**Written exercise**
Your task is to repeat the lines below exactly, excluding any pictures they contain.

**Dataset records**

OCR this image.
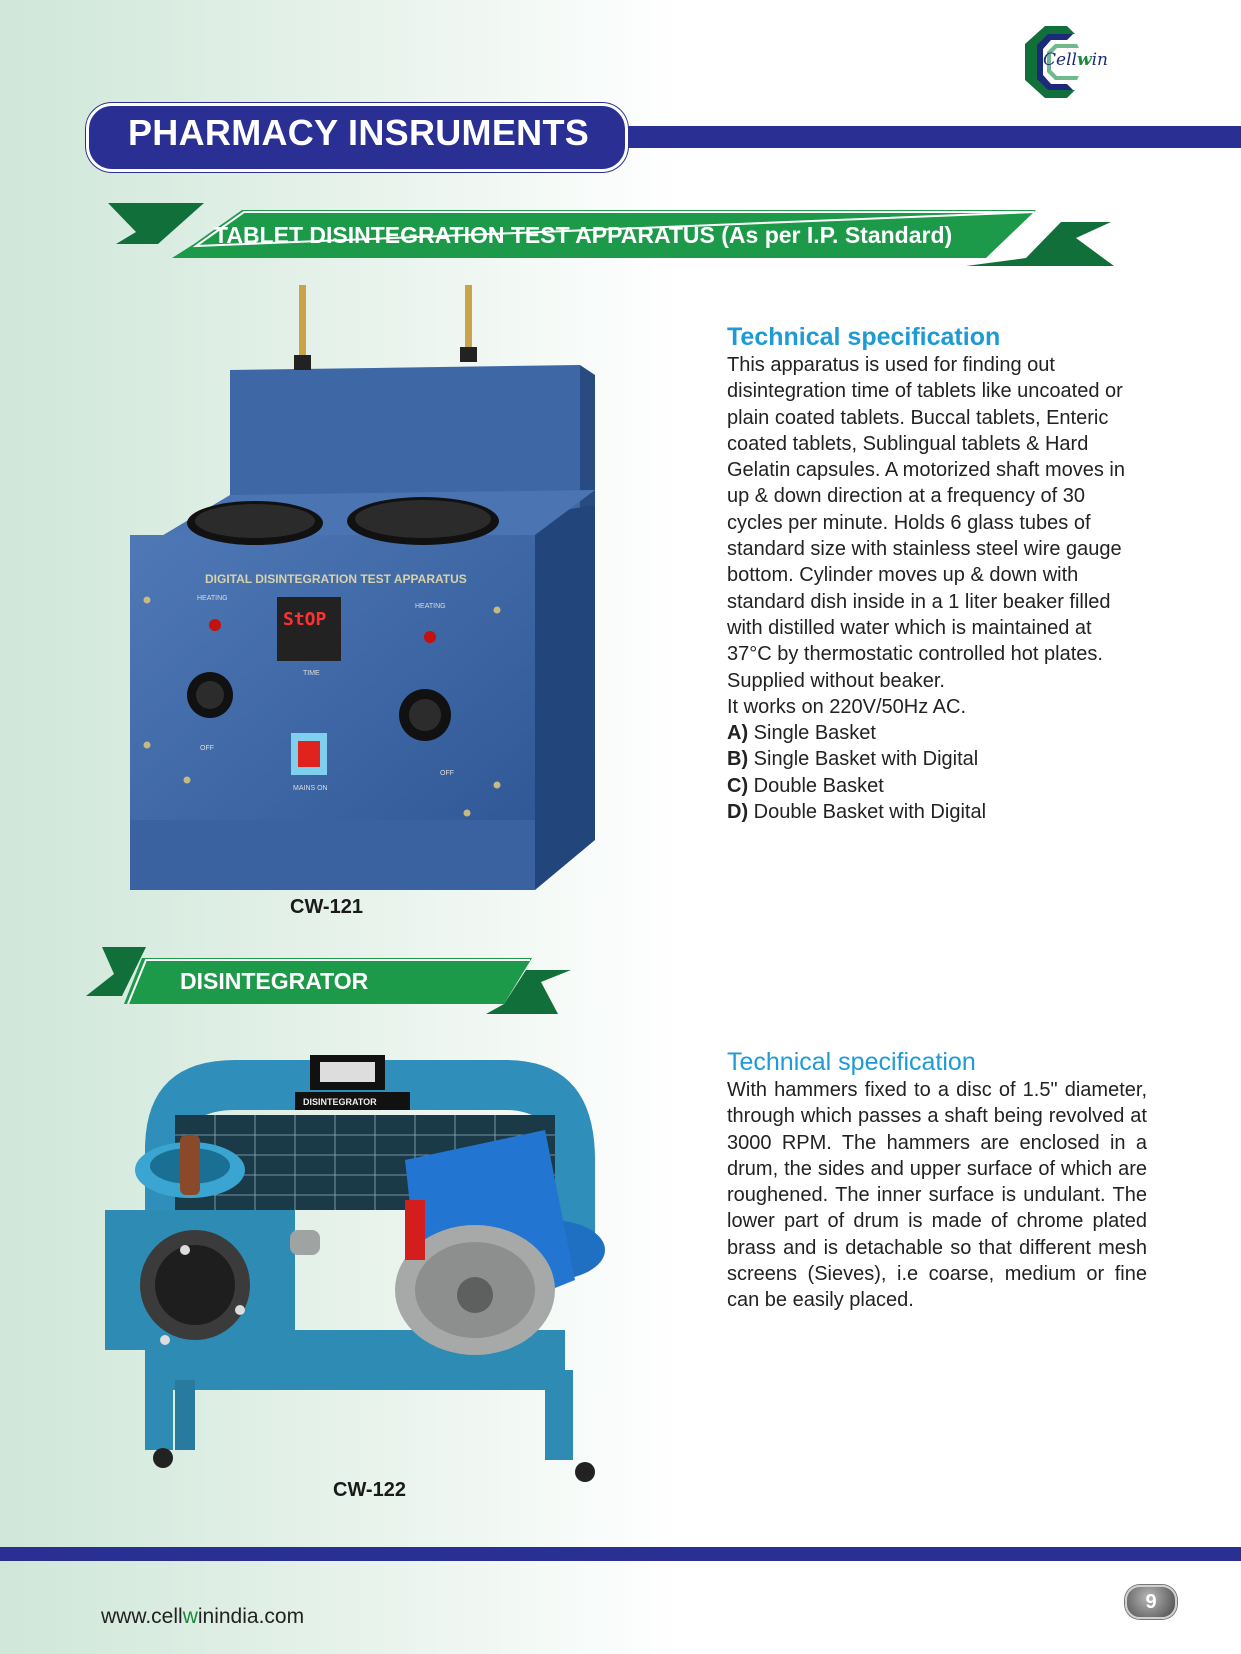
Cellwin
PHARMACY INSRUMENTS
TABLET DISINTEGRATION TEST APPARATUS (As per I.P. Standard)
DIGITAL DISINTEGRATION TEST APPARATUS
StOP
HEATING
HEATING
OFF
OFF
TIME
MAINS ON
CW-121
Technical specification

This apparatus is used for finding out

disintegration time of tablets like uncoated or

plain coated tablets. Buccal tablets, Enteric

coated tablets, Sublingual tablets & Hard

Gelatin capsules. A motorized shaft moves in

up & down direction at a frequency of 30

cycles per minute. Holds 6 glass tubes of

standard size with stainless steel wire gauge

bottom. Cylinder moves up & down with

standard dish inside in a 1 liter beaker filled

with distilled water which is maintained at

37°C by thermostatic controlled hot plates.

Supplied without beaker.

It works on 220V/50Hz AC.

A) Single Basket

B) Single Basket with Digital

C) Double Basket

D) Double Basket with Digital

DISINTEGRATOR
DISINTEGRATOR
CW-122
Technical specification

With hammers fixed to a disc of 1.5" diameter, through which passes a shaft being revolved at 3000 RPM. The hammers are enclosed in a drum, the sides and upper surface of which are roughened. The inner surface is undulant. The lower part of drum is made of chrome plated brass and is detachable so that different mesh screens (Sieves), i.e coarse, medium or fine can be easily placed.

www.cellwinindia.com
9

**Reply to the exercise**
OCR this image.
Cellwin
PHARMACY INSRUMENTS
TABLET DISINTEGRATION TEST APPARATUS (As per I.P. Standard)
DIGITAL DISINTEGRATION TEST APPARATUS
StOP
HEATING
HEATING
OFF
OFF
TIME
MAINS ON
CW-121
Technical specification

This apparatus is used for finding out

disintegration time of tablets like uncoated or

plain coated tablets. Buccal tablets, Enteric

coated tablets, Sublingual tablets & Hard

Gelatin capsules. A motorized shaft moves in

up & down direction at a frequency of 30

cycles per minute. Holds 6 glass tubes of

standard size with stainless steel wire gauge

bottom. Cylinder moves up & down with

standard dish inside in a 1 liter beaker filled

with distilled water which is maintained at

37°C by thermostatic controlled hot plates.

Supplied without beaker.

It works on 220V/50Hz AC.

A) Single Basket

B) Single Basket with Digital

C) Double Basket

D) Double Basket with Digital

DISINTEGRATOR
DISINTEGRATOR
CW-122
Technical specification

With hammers fixed to a disc of 1.5" diameter, through which passes a shaft being revolved at 3000 RPM. The hammers are enclosed in a drum, the sides and upper surface of which are roughened. The inner surface is undulant. The lower part of drum is made of chrome plated brass and is detachable so that different mesh screens (Sieves), i.e coarse, medium or fine can be easily placed.

www.cellwinindia.com
9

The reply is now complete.